STATED PROBLEM – Quote the listing below in full and exactly as written, but omit every picture.

RECORDS TO PROCESS –
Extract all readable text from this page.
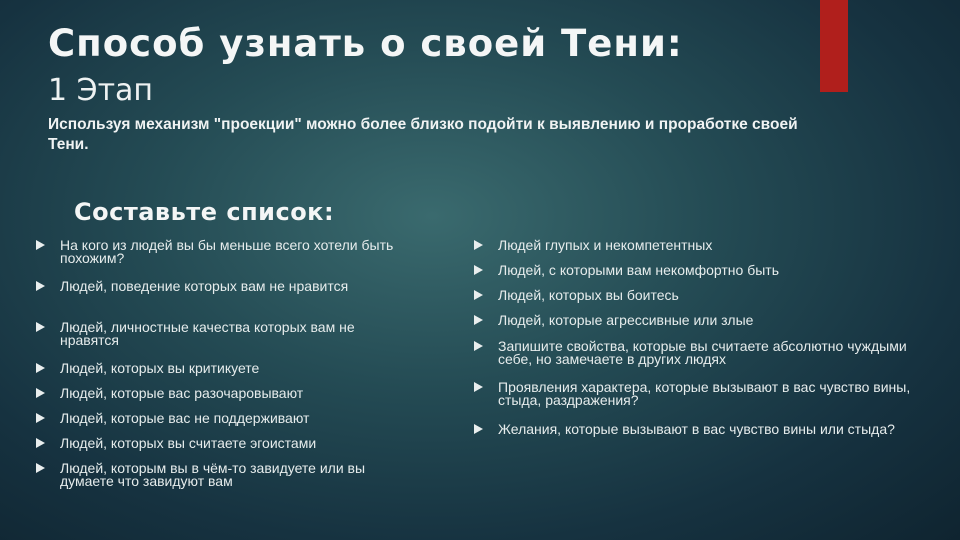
Способ узнать о своей Тени:
1 Этап

Используя механизм "проекции" можно более близко подойти к выявлению и проработке своей Тени.

Составьте список:
На кого из людей вы бы меньше всего хотели быть похожим?
Людей, поведение которых вам не нравится
Людей, личностные качества которых вам не нравятся
Людей, которых вы критикуете
Людей, которые вас разочаровывают
Людей, которые вас не поддерживают
Людей, которых вы считаете эгоистами
Людей, которым вы в чём-то завидуете или вы думаете что завидуют вам
Людей глупых и некомпетентных
Людей, с которыми вам некомфортно быть
Людей, которых вы боитесь
Людей, которые агрессивные или злые
Запишите свойства, которые вы считаете абсолютно чуждыми себе, но замечаете в других людях
Проявления характера, которые вызывают в вас чувство вины, стыда, раздражения?
Желания, которые вызывают в вас чувство вины или стыда?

FULL OUTPUT –
Extract all readable text from this page.
Способ узнать о своей Тени:
1 Этап

Используя механизм "проекции" можно более близко подойти к выявлению и проработке своей Тени.

Составьте список:
На кого из людей вы бы меньше всего хотели быть похожим?
Людей, поведение которых вам не нравится
Людей, личностные качества которых вам не нравятся
Людей, которых вы критикуете
Людей, которые вас разочаровывают
Людей, которые вас не поддерживают
Людей, которых вы считаете эгоистами
Людей, которым вы в чём-то завидуете или вы думаете что завидуют вам
Людей глупых и некомпетентных
Людей, с которыми вам некомфортно быть
Людей, которых вы боитесь
Людей, которые агрессивные или злые
Запишите свойства, которые вы считаете абсолютно чуждыми себе, но замечаете в других людях
Проявления характера, которые вызывают в вас чувство вины, стыда, раздражения?
Желания, которые вызывают в вас чувство вины или стыда?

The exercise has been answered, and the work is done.